Repeat each entry exactly and drop the pictures.

--- Start Task material ---

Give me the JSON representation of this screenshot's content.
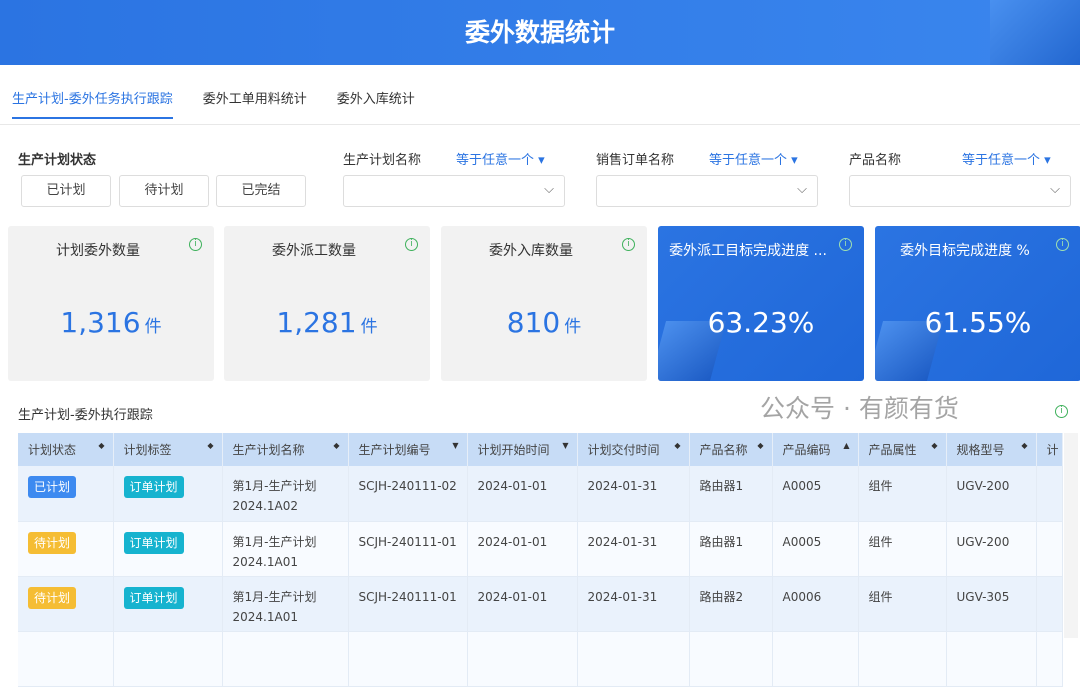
{
  "header": {
    "title": "委外数据统计"
  },
  "tabs": [
    {
      "label": "生产计划-委外任务执行跟踪",
      "active": true
    },
    {
      "label": "委外工单用料统计"
    },
    {
      "label": "委外入库统计"
    }
  ],
  "filters": {
    "status_label": "生产计划状态",
    "status_buttons": [
      "已计划",
      "待计划",
      "已完结"
    ],
    "plan_name": {
      "label": "生产计划名称",
      "operator": "等于任意一个 ▾"
    },
    "sales_order": {
      "label": "销售订单名称",
      "operator": "等于任意一个 ▾"
    },
    "product_name": {
      "label": "产品名称",
      "operator": "等于任意一个 ▾"
    }
  },
  "cards": [
    {
      "title": "计划委外数量",
      "value": "1,316",
      "unit": "件"
    },
    {
      "title": "委外派工数量",
      "value": "1,281",
      "unit": "件"
    },
    {
      "title": "委外入库数量",
      "value": "810",
      "unit": "件"
    },
    {
      "title": "委外派工目标完成进度 ...",
      "value": "63.23%"
    },
    {
      "title": "委外目标完成进度 %",
      "value": "61.55%"
    }
  ],
  "table": {
    "title": "生产计划-委外执行跟踪",
    "columns": [
      {
        "label": "计划状态",
        "sort": "◆"
      },
      {
        "label": "计划标签",
        "sort": "◆"
      },
      {
        "label": "生产计划名称",
        "sort": "◆"
      },
      {
        "label": "生产计划编号",
        "sort": "▼"
      },
      {
        "label": "计划开始时间",
        "sort": "▼"
      },
      {
        "label": "计划交付时间",
        "sort": "◆"
      },
      {
        "label": "产品名称",
        "sort": "◆"
      },
      {
        "label": "产品编码",
        "sort": "▲"
      },
      {
        "label": "产品属性",
        "sort": "◆"
      },
      {
        "label": "规格型号",
        "sort": "◆"
      },
      {
        "label": "计",
        "sort": ""
      }
    ],
    "rows": [
      {
        "status": "已计划",
        "status_color": "#3d8af0",
        "tag": "订单计划",
        "name1": "第1月-生产计划",
        "name2": "2024.1A02",
        "code": "SCJH-240111-02",
        "start": "2024-01-01",
        "end": "2024-01-31",
        "product": "路由器1",
        "pcode": "A0005",
        "attr": "组件",
        "spec": "UGV-200"
      },
      {
        "status": "待计划",
        "status_color": "#f5bd34",
        "tag": "订单计划",
        "name1": "第1月-生产计划",
        "name2": "2024.1A01",
        "code": "SCJH-240111-01",
        "start": "2024-01-01",
        "end": "2024-01-31",
        "product": "路由器1",
        "pcode": "A0005",
        "attr": "组件",
        "spec": "UGV-200"
      },
      {
        "status": "待计划",
        "status_color": "#f5bd34",
        "tag": "订单计划",
        "name1": "第1月-生产计划",
        "name2": "2024.1A01",
        "code": "SCJH-240111-01",
        "start": "2024-01-01",
        "end": "2024-01-31",
        "product": "路由器2",
        "pcode": "A0006",
        "attr": "组件",
        "spec": "UGV-305"
      }
    ],
    "tag_color": "#16b3cf"
  },
  "watermark": "公众号 · 有颜有货"
}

--- End Task material ---

* [Reply to the task]:
Give me the JSON representation of this screenshot's content.
{
  "header": {
    "title": "委外数据统计"
  },
  "tabs": [
    {
      "label": "生产计划-委外任务执行跟踪",
      "active": true
    },
    {
      "label": "委外工单用料统计"
    },
    {
      "label": "委外入库统计"
    }
  ],
  "filters": {
    "status_label": "生产计划状态",
    "status_buttons": [
      "已计划",
      "待计划",
      "已完结"
    ],
    "plan_name": {
      "label": "生产计划名称",
      "operator": "等于任意一个 ▾"
    },
    "sales_order": {
      "label": "销售订单名称",
      "operator": "等于任意一个 ▾"
    },
    "product_name": {
      "label": "产品名称",
      "operator": "等于任意一个 ▾"
    }
  },
  "cards": [
    {
      "title": "计划委外数量",
      "value": "1,316",
      "unit": "件"
    },
    {
      "title": "委外派工数量",
      "value": "1,281",
      "unit": "件"
    },
    {
      "title": "委外入库数量",
      "value": "810",
      "unit": "件"
    },
    {
      "title": "委外派工目标完成进度 ...",
      "value": "63.23%"
    },
    {
      "title": "委外目标完成进度 %",
      "value": "61.55%"
    }
  ],
  "table": {
    "title": "生产计划-委外执行跟踪",
    "columns": [
      {
        "label": "计划状态",
        "sort": "◆"
      },
      {
        "label": "计划标签",
        "sort": "◆"
      },
      {
        "label": "生产计划名称",
        "sort": "◆"
      },
      {
        "label": "生产计划编号",
        "sort": "▼"
      },
      {
        "label": "计划开始时间",
        "sort": "▼"
      },
      {
        "label": "计划交付时间",
        "sort": "◆"
      },
      {
        "label": "产品名称",
        "sort": "◆"
      },
      {
        "label": "产品编码",
        "sort": "▲"
      },
      {
        "label": "产品属性",
        "sort": "◆"
      },
      {
        "label": "规格型号",
        "sort": "◆"
      },
      {
        "label": "计",
        "sort": ""
      }
    ],
    "rows": [
      {
        "status": "已计划",
        "status_color": "#3d8af0",
        "tag": "订单计划",
        "name1": "第1月-生产计划",
        "name2": "2024.1A02",
        "code": "SCJH-240111-02",
        "start": "2024-01-01",
        "end": "2024-01-31",
        "product": "路由器1",
        "pcode": "A0005",
        "attr": "组件",
        "spec": "UGV-200"
      },
      {
        "status": "待计划",
        "status_color": "#f5bd34",
        "tag": "订单计划",
        "name1": "第1月-生产计划",
        "name2": "2024.1A01",
        "code": "SCJH-240111-01",
        "start": "2024-01-01",
        "end": "2024-01-31",
        "product": "路由器1",
        "pcode": "A0005",
        "attr": "组件",
        "spec": "UGV-200"
      },
      {
        "status": "待计划",
        "status_color": "#f5bd34",
        "tag": "订单计划",
        "name1": "第1月-生产计划",
        "name2": "2024.1A01",
        "code": "SCJH-240111-01",
        "start": "2024-01-01",
        "end": "2024-01-31",
        "product": "路由器2",
        "pcode": "A0006",
        "attr": "组件",
        "spec": "UGV-305"
      }
    ],
    "tag_color": "#16b3cf"
  },
  "watermark": "公众号 · 有颜有货"
}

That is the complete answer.